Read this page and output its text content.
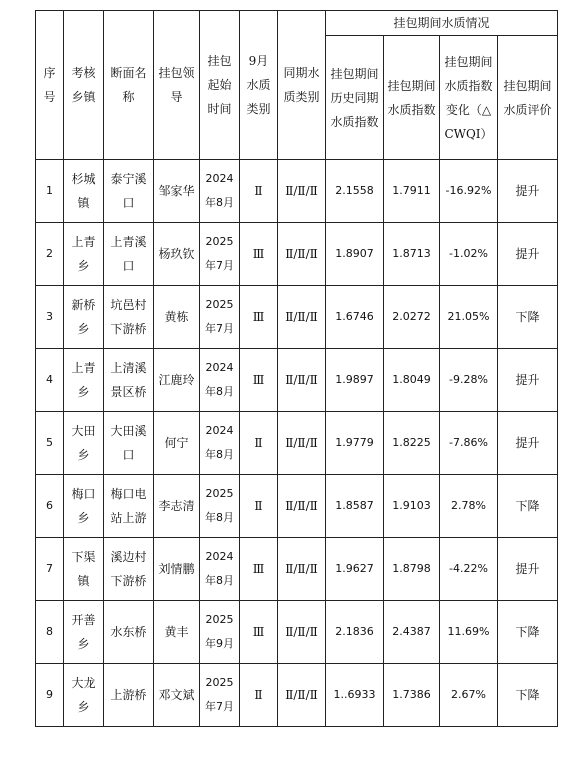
序号	考核乡镇	断面名称	挂包领导	挂包起始时间	9月水质类别	同期水质类别	挂包期间水质情况			
							挂包期间历史同期水质指数	挂包期间水质指数	挂包期间水质指数变化（△CWQI）	挂包期间水质评价
1	杉城镇	泰宁溪口	邹家华	2024年8月	Ⅱ	Ⅱ/Ⅱ/Ⅱ	2.1558	1.7911	-16.92%	提升
2	上青乡	上青溪口	杨玖钦	2025年7月	Ⅲ	Ⅱ/Ⅱ/Ⅱ	1.8907	1.8713	-1.02%	提升
3	新桥乡	坑邑村下游桥	黄栋	2025年7月	Ⅲ	Ⅱ/Ⅱ/Ⅱ	1.6746	2.0272	21.05%	下降
4	上青乡	上清溪景区桥	江鹿玲	2024年8月	Ⅲ	Ⅱ/Ⅱ/Ⅱ	1.9897	1.8049	-9.28%	提升
5	大田乡	大田溪口	何宁	2024年8月	Ⅱ	Ⅱ/Ⅱ/Ⅱ	1.9779	1.8225	-7.86%	提升
6	梅口乡	梅口电站上游	李志清	2025年8月	Ⅱ	Ⅱ/Ⅱ/Ⅱ	1.8587	1.9103	2.78%	下降
7	下渠镇	溪边村下游桥	刘情鹏	2024年8月	Ⅲ	Ⅱ/Ⅱ/Ⅱ	1.9627	1.8798	-4.22%	提升
8	开善乡	水东桥	黄丰	2025年9月	Ⅲ	Ⅱ/Ⅱ/Ⅱ	2.1836	2.4387	11.69%	下降
9	大龙乡	上游桥	邓文斌	2025年7月	Ⅱ	Ⅱ/Ⅱ/Ⅱ	1..6933	1.7386	2.67%	下降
• • • • •
• Work to be completed
Leave out the pictures and transcribe the entries above exactly.

• Solution for this problem
Read this page and output its text content.
序号	考核乡镇	断面名称	挂包领导	挂包起始时间	9月水质类别	同期水质类别	挂包期间水质情况			
							挂包期间历史同期水质指数	挂包期间水质指数	挂包期间水质指数变化（△CWQI）	挂包期间水质评价
1	杉城镇	泰宁溪口	邹家华	2024年8月	Ⅱ	Ⅱ/Ⅱ/Ⅱ	2.1558	1.7911	-16.92%	提升
2	上青乡	上青溪口	杨玖钦	2025年7月	Ⅲ	Ⅱ/Ⅱ/Ⅱ	1.8907	1.8713	-1.02%	提升
3	新桥乡	坑邑村下游桥	黄栋	2025年7月	Ⅲ	Ⅱ/Ⅱ/Ⅱ	1.6746	2.0272	21.05%	下降
4	上青乡	上清溪景区桥	江鹿玲	2024年8月	Ⅲ	Ⅱ/Ⅱ/Ⅱ	1.9897	1.8049	-9.28%	提升
5	大田乡	大田溪口	何宁	2024年8月	Ⅱ	Ⅱ/Ⅱ/Ⅱ	1.9779	1.8225	-7.86%	提升
6	梅口乡	梅口电站上游	李志清	2025年8月	Ⅱ	Ⅱ/Ⅱ/Ⅱ	1.8587	1.9103	2.78%	下降
7	下渠镇	溪边村下游桥	刘情鹏	2024年8月	Ⅲ	Ⅱ/Ⅱ/Ⅱ	1.9627	1.8798	-4.22%	提升
8	开善乡	水东桥	黄丰	2025年9月	Ⅲ	Ⅱ/Ⅱ/Ⅱ	2.1836	2.4387	11.69%	下降
9	大龙乡	上游桥	邓文斌	2025年7月	Ⅱ	Ⅱ/Ⅱ/Ⅱ	1..6933	1.7386	2.67%	下降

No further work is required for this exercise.